__Stored entries__.

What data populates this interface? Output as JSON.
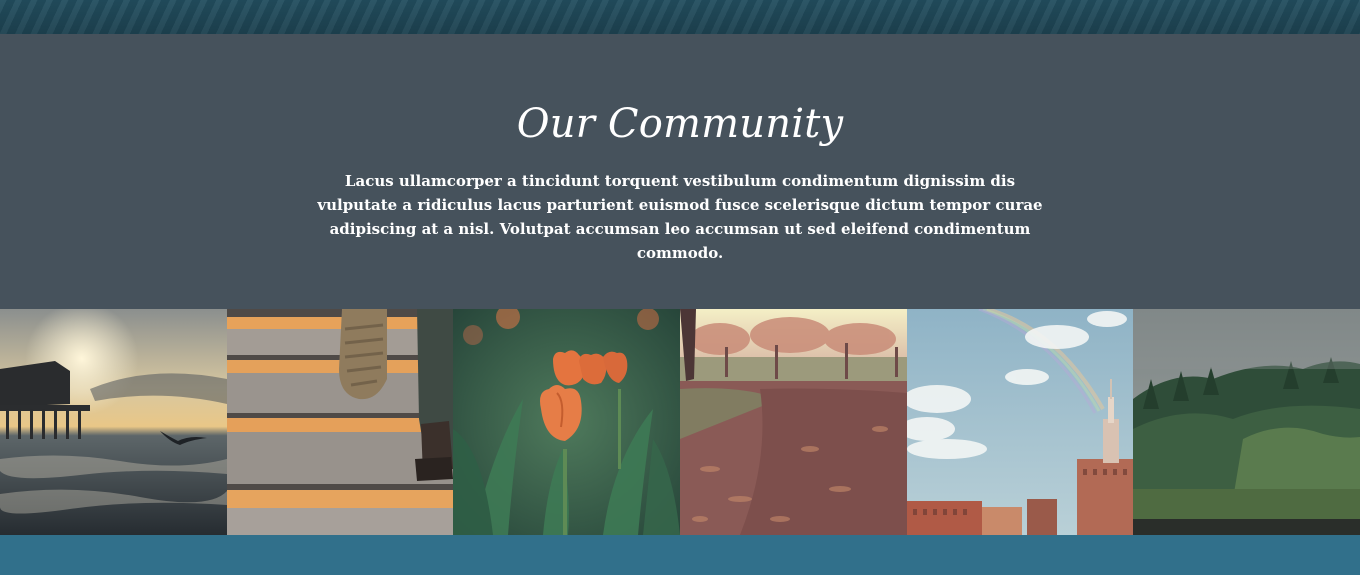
{
  "community": {
    "title": "Our Community",
    "description": "Lacus ullamcorper a tincidunt torquent vestibulum condimentum dignissim dis vulputate a ridiculus lacus parturient euismod fusce scelerisque dictum tempor curae adipiscing at a nisl. Volutpat accumsan leo accumsan ut sed eleifend condimentum commodo."
  },
  "gallery": {
    "images": [
      {
        "name": "pier-sunset-photo"
      },
      {
        "name": "stairs-shoes-photo"
      },
      {
        "name": "orange-tulips-photo"
      },
      {
        "name": "autumn-path-photo"
      },
      {
        "name": "city-rainbow-photo"
      },
      {
        "name": "misty-forest-photo"
      }
    ]
  },
  "colors": {
    "top_band": "#245264",
    "section_background": "#46525c",
    "bottom_band": "#31708b",
    "text": "#ffffff"
  }
}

__EXERCISE AIM__.
Select the lines that carry the string "name" and copy them.

__PROBLEM SOLUTION__.
        "name": "pier-sunset-photo"
        "name": "stairs-shoes-photo"
        "name": "orange-tulips-photo"
        "name": "autumn-path-photo"
        "name": "city-rainbow-photo"
        "name": "misty-forest-photo"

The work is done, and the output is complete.